== YOUR TASK ==
All of the entries must be reproduced exactly, with no images carried over.

== RECORD SET ==
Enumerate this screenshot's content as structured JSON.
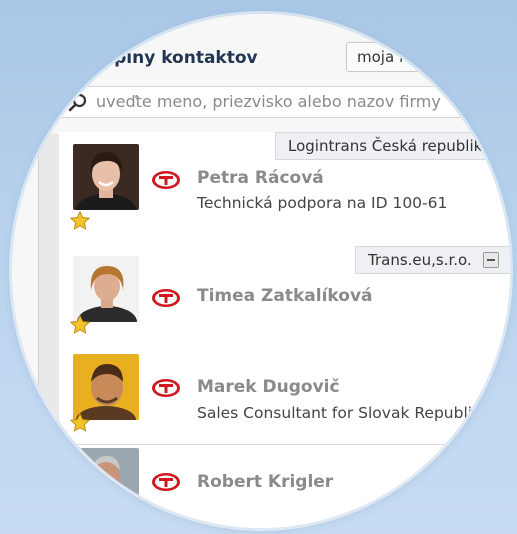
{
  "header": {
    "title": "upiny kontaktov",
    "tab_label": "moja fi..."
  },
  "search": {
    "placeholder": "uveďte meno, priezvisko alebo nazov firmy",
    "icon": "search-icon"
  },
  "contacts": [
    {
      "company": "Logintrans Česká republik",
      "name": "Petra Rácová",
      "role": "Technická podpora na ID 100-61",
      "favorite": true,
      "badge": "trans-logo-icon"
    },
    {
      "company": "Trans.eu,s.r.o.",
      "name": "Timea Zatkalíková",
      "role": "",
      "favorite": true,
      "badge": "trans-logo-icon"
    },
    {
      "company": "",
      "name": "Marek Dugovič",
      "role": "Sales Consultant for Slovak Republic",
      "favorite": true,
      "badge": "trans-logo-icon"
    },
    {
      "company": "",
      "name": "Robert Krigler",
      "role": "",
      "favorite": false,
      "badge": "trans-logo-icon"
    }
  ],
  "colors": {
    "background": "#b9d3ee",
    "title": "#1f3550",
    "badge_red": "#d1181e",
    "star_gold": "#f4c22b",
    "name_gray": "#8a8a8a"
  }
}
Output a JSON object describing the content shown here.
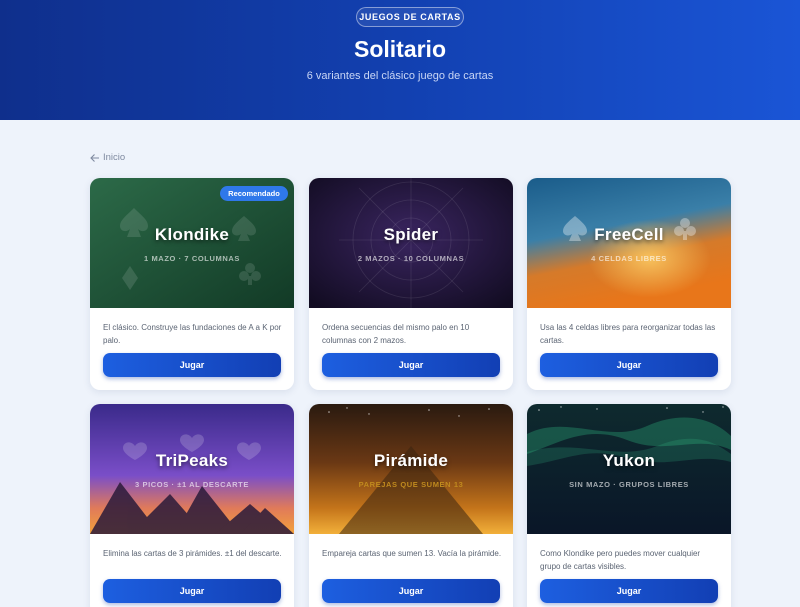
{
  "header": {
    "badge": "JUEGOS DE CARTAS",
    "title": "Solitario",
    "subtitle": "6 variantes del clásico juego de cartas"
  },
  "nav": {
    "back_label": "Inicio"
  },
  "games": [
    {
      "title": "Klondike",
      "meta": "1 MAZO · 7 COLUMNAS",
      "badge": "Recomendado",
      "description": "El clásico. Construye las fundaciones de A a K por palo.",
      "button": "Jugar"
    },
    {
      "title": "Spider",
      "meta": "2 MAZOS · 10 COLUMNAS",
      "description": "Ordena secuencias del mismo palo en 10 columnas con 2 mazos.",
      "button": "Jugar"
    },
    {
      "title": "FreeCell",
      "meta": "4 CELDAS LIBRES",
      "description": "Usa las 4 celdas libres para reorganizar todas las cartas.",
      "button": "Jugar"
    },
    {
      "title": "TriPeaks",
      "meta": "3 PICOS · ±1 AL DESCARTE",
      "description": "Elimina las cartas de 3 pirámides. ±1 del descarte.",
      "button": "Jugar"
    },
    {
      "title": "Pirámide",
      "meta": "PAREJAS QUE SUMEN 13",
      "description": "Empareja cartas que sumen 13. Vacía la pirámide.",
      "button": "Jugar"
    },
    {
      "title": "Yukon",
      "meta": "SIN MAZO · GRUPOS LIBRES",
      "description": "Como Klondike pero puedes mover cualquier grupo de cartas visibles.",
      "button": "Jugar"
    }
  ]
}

== CORRECT RESULT ==
Enumerate this screenshot's content as structured JSON.
{
  "header": {
    "title": "upiny kontaktov",
    "tab_label": "moja fi..."
  },
  "search": {
    "placeholder": "uveďte meno, priezvisko alebo nazov firmy",
    "icon": "search-icon"
  },
  "contacts": [
    {
      "company": "Logintrans Česká republik",
      "name": "Petra Rácová",
      "role": "Technická podpora na ID 100-61",
      "favorite": true,
      "badge": "trans-logo-icon"
    },
    {
      "company": "Trans.eu,s.r.o.",
      "name": "Timea Zatkalíková",
      "role": "",
      "favorite": true,
      "badge": "trans-logo-icon"
    },
    {
      "company": "",
      "name": "Marek Dugovič",
      "role": "Sales Consultant for Slovak Republic",
      "favorite": true,
      "badge": "trans-logo-icon"
    },
    {
      "company": "",
      "name": "Robert Krigler",
      "role": "",
      "favorite": false,
      "badge": "trans-logo-icon"
    }
  ],
  "colors": {
    "background": "#b9d3ee",
    "title": "#1f3550",
    "badge_red": "#d1181e",
    "star_gold": "#f4c22b",
    "name_gray": "#8a8a8a"
  }
}
Output a JSON object describing the content shown here.
{
  "header": {
    "badge": "JUEGOS DE CARTAS",
    "title": "Solitario",
    "subtitle": "6 variantes del clásico juego de cartas"
  },
  "nav": {
    "back_label": "Inicio"
  },
  "games": [
    {
      "title": "Klondike",
      "meta": "1 MAZO · 7 COLUMNAS",
      "badge": "Recomendado",
      "description": "El clásico. Construye las fundaciones de A a K por palo.",
      "button": "Jugar"
    },
    {
      "title": "Spider",
      "meta": "2 MAZOS · 10 COLUMNAS",
      "description": "Ordena secuencias del mismo palo en 10 columnas con 2 mazos.",
      "button": "Jugar"
    },
    {
      "title": "FreeCell",
      "meta": "4 CELDAS LIBRES",
      "description": "Usa las 4 celdas libres para reorganizar todas las cartas.",
      "button": "Jugar"
    },
    {
      "title": "TriPeaks",
      "meta": "3 PICOS · ±1 AL DESCARTE",
      "description": "Elimina las cartas de 3 pirámides. ±1 del descarte.",
      "button": "Jugar"
    },
    {
      "title": "Pirámide",
      "meta": "PAREJAS QUE SUMEN 13",
      "description": "Empareja cartas que sumen 13. Vacía la pirámide.",
      "button": "Jugar"
    },
    {
      "title": "Yukon",
      "meta": "SIN MAZO · GRUPOS LIBRES",
      "description": "Como Klondike pero puedes mover cualquier grupo de cartas visibles.",
      "button": "Jugar"
    }
  ]
}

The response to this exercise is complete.